▶ [Stored rows]:
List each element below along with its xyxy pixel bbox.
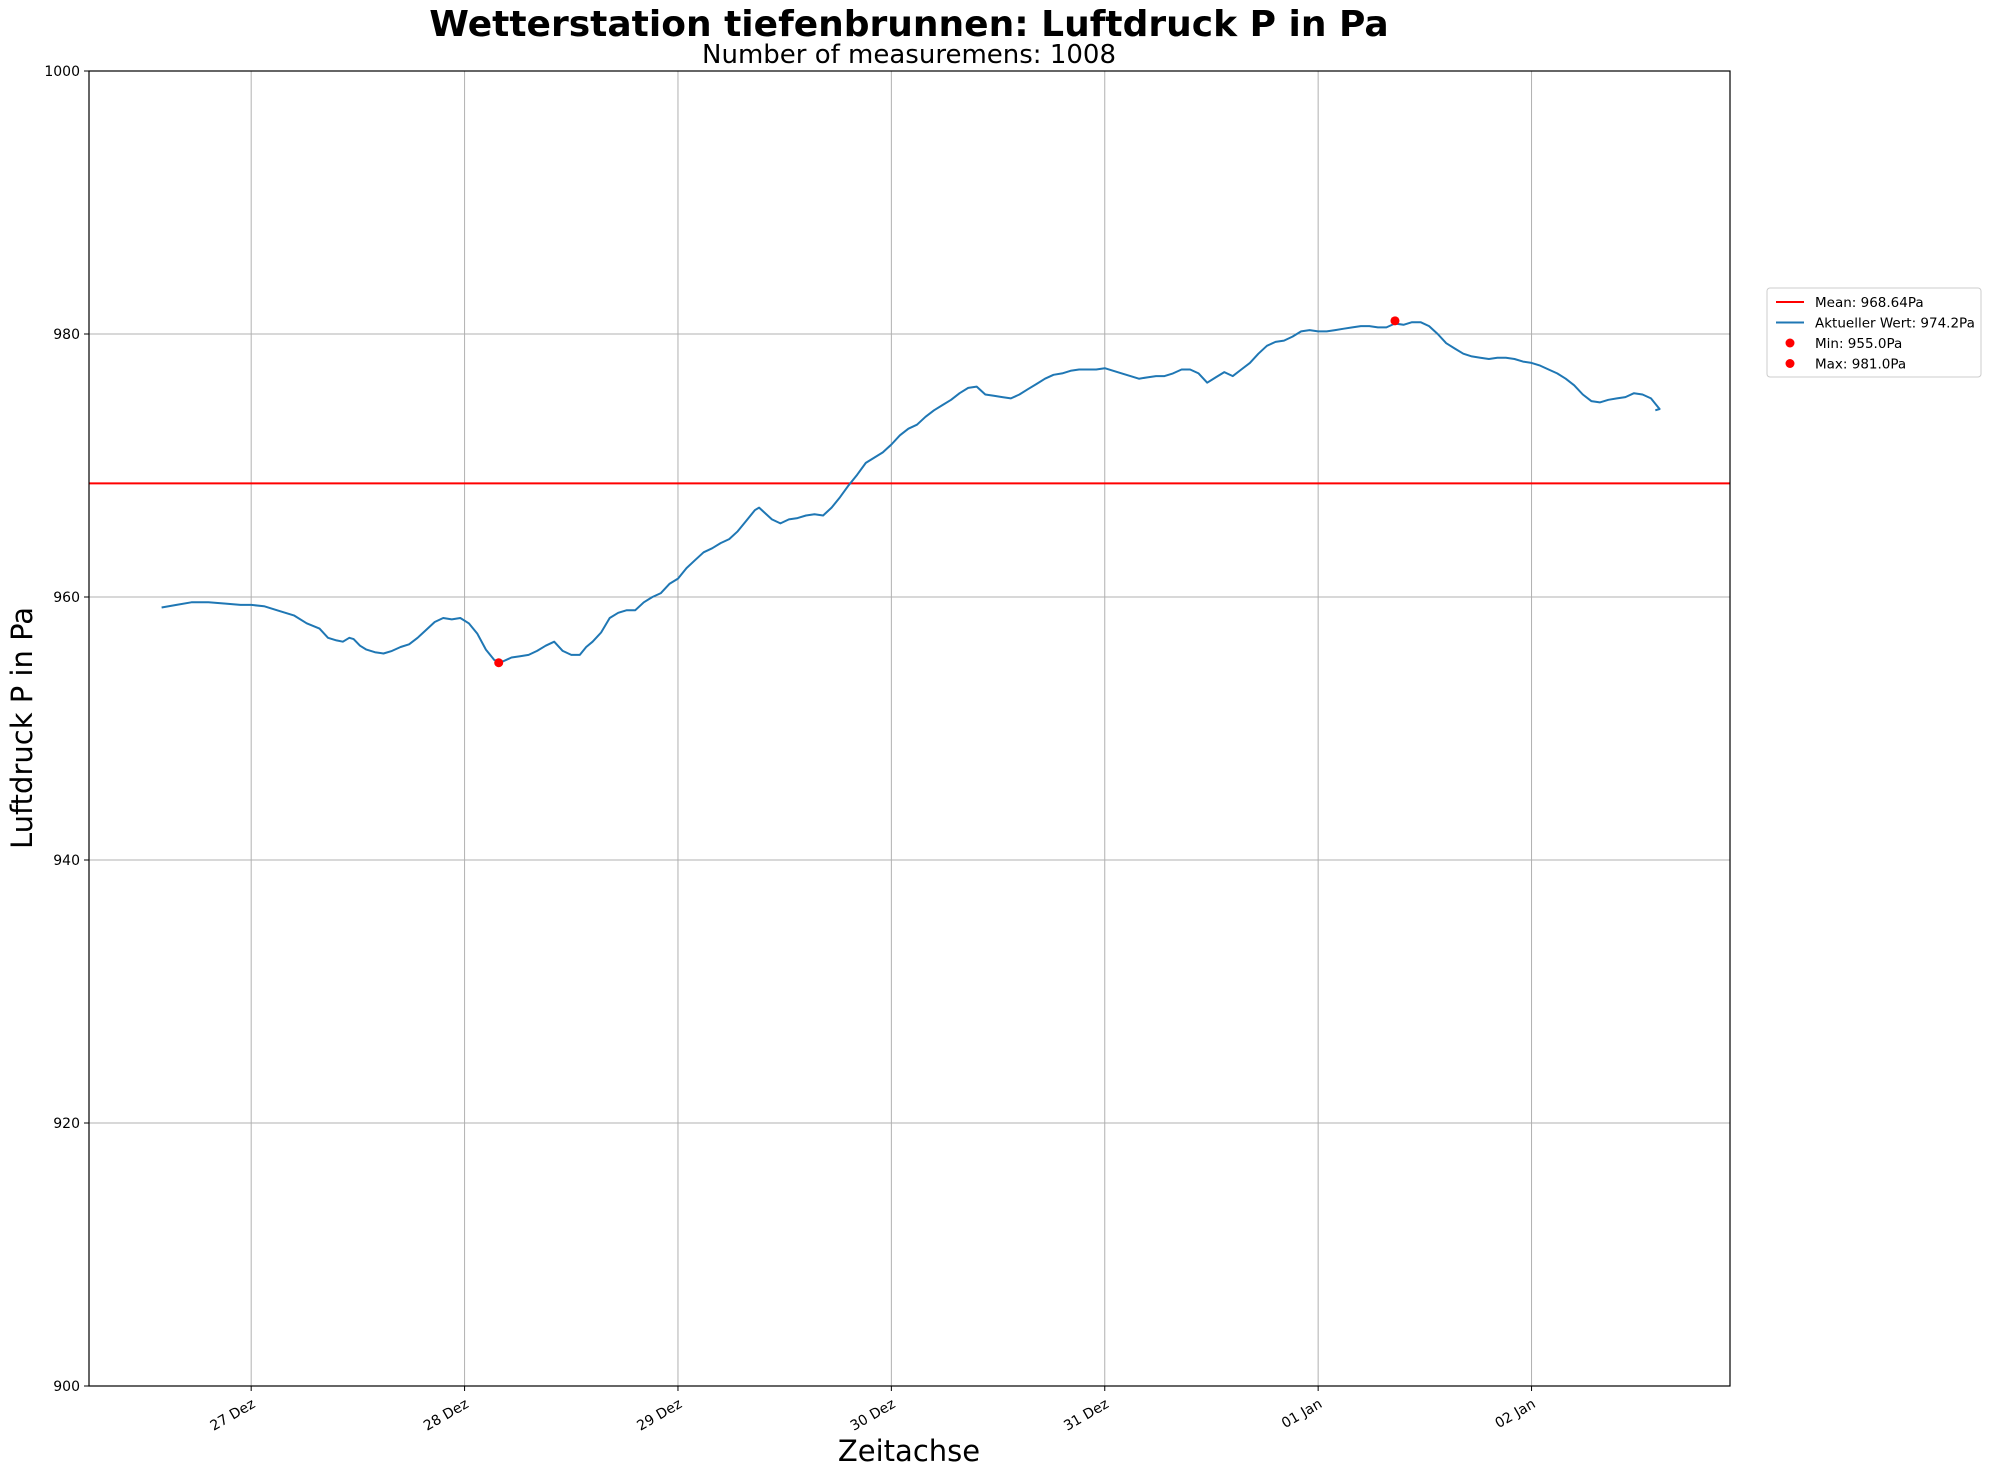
grid-lines	[89, 71, 1730, 1386]
max-marker	[1390, 316, 1400, 326]
chart-title: Wetterstation tiefenbrunnen: Luftdruck P…	[429, 4, 1388, 45]
y-tick-label: 900	[53, 1379, 80, 1395]
y-tick-label: 980	[53, 327, 80, 343]
y-axis-label: Luftdruck P in Pa	[5, 607, 39, 849]
x-axis-ticks: 27 Dez 28 Dez 29 Dez 30 Dez 31 Dez 01 Jan 02 J…	[208, 1386, 1538, 1434]
chart-subtitle: Number of measuremens: 1008	[702, 40, 1116, 70]
x-tick-label: 31 Dez	[1061, 1396, 1111, 1434]
y-axis-ticks: 900 920 940 960 980 1000	[44, 64, 89, 1395]
y-tick-label: 920	[53, 1116, 80, 1132]
y-tick-label: 940	[53, 853, 80, 869]
legend-max-swatch	[1785, 359, 1795, 368]
x-tick-label: 29 Dez	[634, 1396, 684, 1434]
legend-box	[1766, 287, 1982, 378]
y-tick-label: 1000	[44, 64, 80, 80]
legend-aktueller-wert-label: Aktueller Wert: 974.2Pa	[1815, 316, 1975, 332]
legend-min-label: Min: 955.0Pa	[1815, 336, 1902, 352]
min-marker	[494, 658, 504, 668]
y-tick-label: 960	[53, 590, 80, 606]
series-layer	[161, 321, 1661, 663]
x-axis-label: Zeitachse	[838, 1434, 980, 1468]
legend-max-label: Max: 981.0Pa	[1815, 357, 1906, 373]
legend: Mean: 968.64Pa Aktueller Wert: 974.2Pa Min…	[1766, 287, 1982, 378]
legend-mean-label: Mean: 968.64Pa	[1815, 295, 1924, 311]
x-tick-label: 27 Dez	[208, 1396, 258, 1434]
series-line-aktueller-wert	[161, 321, 1661, 663]
legend-min-swatch	[1785, 338, 1795, 348]
x-tick-label: 02 Jan	[1492, 1396, 1538, 1432]
plot-frame	[88, 70, 1731, 1387]
marker-layer	[494, 316, 1400, 668]
x-tick-label: 28 Dez	[421, 1396, 471, 1434]
x-tick-label: 30 Dez	[848, 1396, 898, 1434]
x-tick-label: 01 Jan	[1279, 1396, 1325, 1432]
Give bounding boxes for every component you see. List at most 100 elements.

▶ [What to do]:
How many of the lines above contain the string "series"? Case counts. Reply with the number only.

▶ [Result for this exercise]:
2